━━━━━ PROVIDED DATA

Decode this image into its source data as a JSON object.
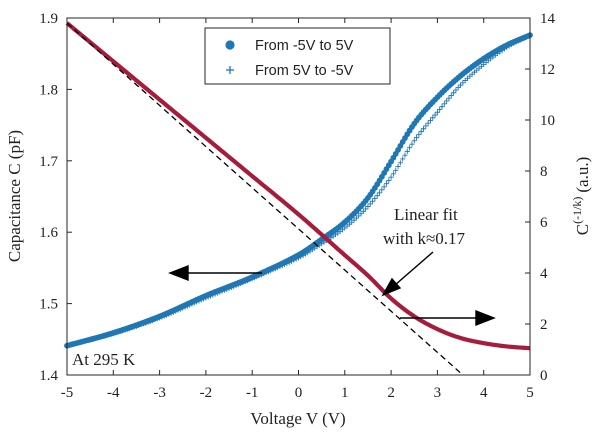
{
  "chart_data": {
    "type": "line",
    "title": "",
    "xlabel": "Voltage V (V)",
    "ylabel_left": "Capacitance C (pF)",
    "ylabel_right_base": "C",
    "ylabel_right_exp": "(-1/k)",
    "ylabel_right_unit": "(a.u.)",
    "xlim": [
      -5,
      5
    ],
    "ylim_left": [
      1.4,
      1.9
    ],
    "ylim_right": [
      0,
      14
    ],
    "x_ticks": [
      "-5",
      "-4",
      "-3",
      "-2",
      "-1",
      "0",
      "1",
      "2",
      "3",
      "4",
      "5"
    ],
    "y_left_ticks": [
      "1.4",
      "1.5",
      "1.6",
      "1.7",
      "1.8",
      "1.9"
    ],
    "y_right_ticks": [
      "0",
      "2",
      "4",
      "6",
      "8",
      "10",
      "12",
      "14"
    ],
    "grid": false,
    "legend_position": "top",
    "colors": {
      "capacitance": "#1f77b4",
      "transformed": "#a51c3c",
      "fit": "#000000",
      "axis": "#262626"
    },
    "series": [
      {
        "name": "From -5V to 5V",
        "axis": "left",
        "marker": "circle",
        "x": [
          -5,
          -4,
          -3,
          -2,
          -1,
          0,
          0.5,
          1,
          1.5,
          2,
          2.5,
          3,
          3.5,
          4,
          4.5,
          5
        ],
        "y": [
          1.441,
          1.459,
          1.482,
          1.511,
          1.537,
          1.568,
          1.59,
          1.614,
          1.648,
          1.699,
          1.752,
          1.789,
          1.819,
          1.843,
          1.862,
          1.876
        ]
      },
      {
        "name": "From 5V to -5V",
        "axis": "left",
        "marker": "plus",
        "x": [
          -5,
          -4,
          -3,
          -2,
          -1,
          0,
          0.5,
          1,
          1.5,
          2,
          2.5,
          3,
          3.5,
          4,
          4.5,
          5
        ],
        "y": [
          1.441,
          1.458,
          1.48,
          1.508,
          1.535,
          1.564,
          1.584,
          1.606,
          1.636,
          1.677,
          1.728,
          1.768,
          1.806,
          1.835,
          1.859,
          1.876
        ]
      },
      {
        "name": "",
        "axis": "right",
        "marker": "line",
        "x": [
          -5,
          -4,
          -3,
          -2,
          -1,
          0,
          1,
          1.5,
          2,
          2.5,
          3,
          3.5,
          4,
          4.5,
          5
        ],
        "y": [
          13.8,
          12.3,
          10.8,
          9.3,
          7.8,
          6.3,
          4.7,
          3.9,
          3.0,
          2.3,
          1.8,
          1.45,
          1.25,
          1.12,
          1.05
        ]
      }
    ],
    "fit_line": {
      "axis": "right",
      "x": [
        -5,
        3.55
      ],
      "y": [
        13.8,
        0
      ]
    },
    "annotations": {
      "fit_label_line1": "Linear fit",
      "fit_label_line2": "with k≈0.17",
      "temperature": "At 295 K"
    }
  }
}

━━━━━━━━━━

Provide only the number of lines in the entries that hold the word "axis".

- RIGHT ANSWER
5